__Work required__
Report the number of lines in these entries that contain "Штрих". Write only the number.

— START OF Supplied data —

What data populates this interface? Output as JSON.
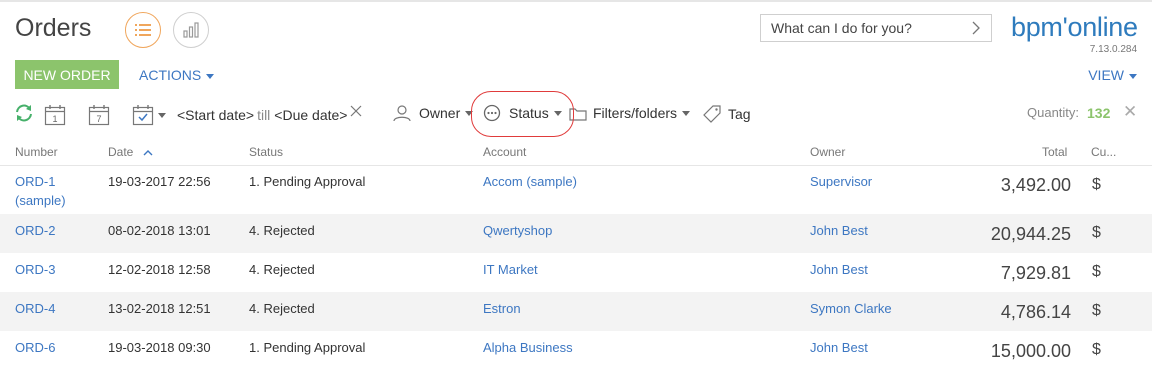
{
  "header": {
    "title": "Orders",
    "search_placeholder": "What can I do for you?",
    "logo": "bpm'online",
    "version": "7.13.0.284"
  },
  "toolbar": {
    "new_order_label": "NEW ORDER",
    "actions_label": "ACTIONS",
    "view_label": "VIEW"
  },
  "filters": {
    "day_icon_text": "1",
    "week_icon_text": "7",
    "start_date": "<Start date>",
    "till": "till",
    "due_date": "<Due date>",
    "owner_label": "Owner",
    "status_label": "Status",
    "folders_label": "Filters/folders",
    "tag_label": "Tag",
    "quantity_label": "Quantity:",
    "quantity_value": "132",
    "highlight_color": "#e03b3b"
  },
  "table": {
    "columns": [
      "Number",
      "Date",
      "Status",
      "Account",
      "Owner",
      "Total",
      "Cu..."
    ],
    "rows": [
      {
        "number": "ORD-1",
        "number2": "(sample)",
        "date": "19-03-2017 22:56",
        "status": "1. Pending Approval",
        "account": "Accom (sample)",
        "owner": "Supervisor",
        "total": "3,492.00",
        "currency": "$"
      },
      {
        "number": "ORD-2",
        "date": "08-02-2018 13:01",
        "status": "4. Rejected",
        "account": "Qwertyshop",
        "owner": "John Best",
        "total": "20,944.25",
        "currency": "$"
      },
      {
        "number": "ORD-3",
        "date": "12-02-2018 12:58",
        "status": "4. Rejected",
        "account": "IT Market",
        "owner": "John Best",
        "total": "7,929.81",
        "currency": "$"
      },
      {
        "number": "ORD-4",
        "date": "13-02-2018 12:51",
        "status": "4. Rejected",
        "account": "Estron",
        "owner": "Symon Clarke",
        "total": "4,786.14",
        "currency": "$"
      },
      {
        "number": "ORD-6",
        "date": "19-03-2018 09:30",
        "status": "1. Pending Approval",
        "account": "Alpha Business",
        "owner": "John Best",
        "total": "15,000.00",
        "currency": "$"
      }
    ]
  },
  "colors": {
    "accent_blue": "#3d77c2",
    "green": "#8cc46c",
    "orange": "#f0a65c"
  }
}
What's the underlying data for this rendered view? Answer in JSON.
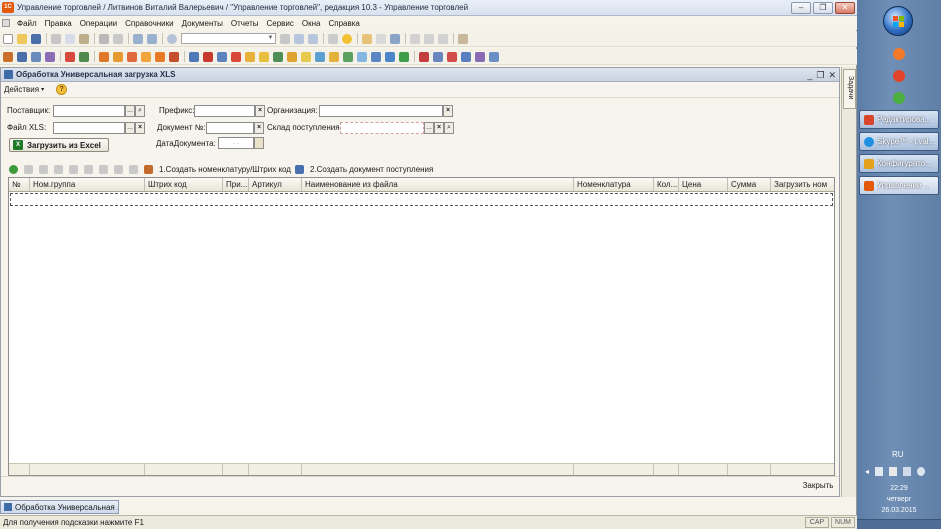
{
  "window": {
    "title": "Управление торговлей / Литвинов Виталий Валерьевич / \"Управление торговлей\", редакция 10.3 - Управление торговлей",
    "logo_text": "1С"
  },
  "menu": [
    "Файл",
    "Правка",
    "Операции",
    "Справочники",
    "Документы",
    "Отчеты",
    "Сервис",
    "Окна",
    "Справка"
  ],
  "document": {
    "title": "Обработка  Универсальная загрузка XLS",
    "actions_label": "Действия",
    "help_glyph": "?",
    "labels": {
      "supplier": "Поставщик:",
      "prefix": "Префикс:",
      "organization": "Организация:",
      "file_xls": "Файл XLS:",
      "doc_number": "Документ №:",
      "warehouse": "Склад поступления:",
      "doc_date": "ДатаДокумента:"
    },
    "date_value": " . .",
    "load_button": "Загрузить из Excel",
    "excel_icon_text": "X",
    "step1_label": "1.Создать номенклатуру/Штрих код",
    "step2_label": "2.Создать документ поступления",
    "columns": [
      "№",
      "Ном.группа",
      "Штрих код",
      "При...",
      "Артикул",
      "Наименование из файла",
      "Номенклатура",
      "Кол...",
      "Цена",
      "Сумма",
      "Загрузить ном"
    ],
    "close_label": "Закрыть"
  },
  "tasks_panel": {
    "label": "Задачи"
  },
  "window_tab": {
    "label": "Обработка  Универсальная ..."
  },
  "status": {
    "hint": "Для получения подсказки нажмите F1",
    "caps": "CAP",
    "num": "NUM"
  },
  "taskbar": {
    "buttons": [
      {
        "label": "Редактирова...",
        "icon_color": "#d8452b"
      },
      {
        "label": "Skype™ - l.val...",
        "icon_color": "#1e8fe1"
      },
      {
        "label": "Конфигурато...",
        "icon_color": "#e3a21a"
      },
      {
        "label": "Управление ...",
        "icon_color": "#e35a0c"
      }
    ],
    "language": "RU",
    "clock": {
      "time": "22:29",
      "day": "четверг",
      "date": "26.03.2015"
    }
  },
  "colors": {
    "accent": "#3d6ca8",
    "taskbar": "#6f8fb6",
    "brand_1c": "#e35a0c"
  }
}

— END OF Supplied data —

__Result for this task__
2